WHAT THE EXERCISE ASKS: Keep the pictures out and restate every record exactly.

-------- DATA SUPPLIED

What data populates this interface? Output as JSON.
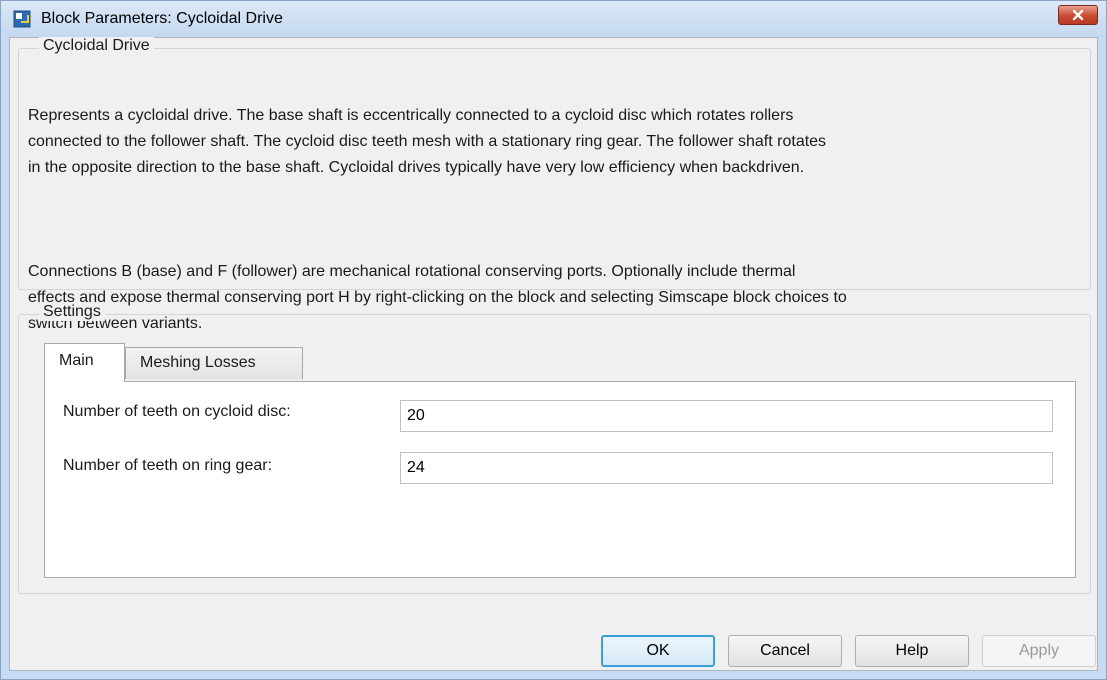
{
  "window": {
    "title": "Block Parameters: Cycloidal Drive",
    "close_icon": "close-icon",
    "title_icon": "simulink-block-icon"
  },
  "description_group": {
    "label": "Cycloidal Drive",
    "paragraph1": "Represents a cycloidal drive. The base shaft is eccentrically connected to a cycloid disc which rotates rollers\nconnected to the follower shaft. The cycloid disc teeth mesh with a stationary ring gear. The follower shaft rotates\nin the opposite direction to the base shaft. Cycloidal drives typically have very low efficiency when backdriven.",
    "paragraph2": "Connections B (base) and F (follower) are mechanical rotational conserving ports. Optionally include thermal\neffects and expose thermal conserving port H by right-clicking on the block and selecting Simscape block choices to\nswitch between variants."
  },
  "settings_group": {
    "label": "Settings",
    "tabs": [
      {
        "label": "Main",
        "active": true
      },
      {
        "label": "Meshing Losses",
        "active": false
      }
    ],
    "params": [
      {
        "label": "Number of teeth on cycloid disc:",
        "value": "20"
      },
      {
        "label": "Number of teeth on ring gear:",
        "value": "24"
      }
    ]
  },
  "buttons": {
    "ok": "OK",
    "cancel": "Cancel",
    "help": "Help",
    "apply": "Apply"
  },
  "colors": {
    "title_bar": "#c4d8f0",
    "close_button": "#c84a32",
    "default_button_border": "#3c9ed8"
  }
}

----------------

PROBLEM SOLUTION:
What data populates this interface? Output as JSON.
{
  "window": {
    "title": "Block Parameters: Cycloidal Drive",
    "close_icon": "close-icon",
    "title_icon": "simulink-block-icon"
  },
  "description_group": {
    "label": "Cycloidal Drive",
    "paragraph1": "Represents a cycloidal drive. The base shaft is eccentrically connected to a cycloid disc which rotates rollers\nconnected to the follower shaft. The cycloid disc teeth mesh with a stationary ring gear. The follower shaft rotates\nin the opposite direction to the base shaft. Cycloidal drives typically have very low efficiency when backdriven.",
    "paragraph2": "Connections B (base) and F (follower) are mechanical rotational conserving ports. Optionally include thermal\neffects and expose thermal conserving port H by right-clicking on the block and selecting Simscape block choices to\nswitch between variants."
  },
  "settings_group": {
    "label": "Settings",
    "tabs": [
      {
        "label": "Main",
        "active": true
      },
      {
        "label": "Meshing Losses",
        "active": false
      }
    ],
    "params": [
      {
        "label": "Number of teeth on cycloid disc:",
        "value": "20"
      },
      {
        "label": "Number of teeth on ring gear:",
        "value": "24"
      }
    ]
  },
  "buttons": {
    "ok": "OK",
    "cancel": "Cancel",
    "help": "Help",
    "apply": "Apply"
  },
  "colors": {
    "title_bar": "#c4d8f0",
    "close_button": "#c84a32",
    "default_button_border": "#3c9ed8"
  }
}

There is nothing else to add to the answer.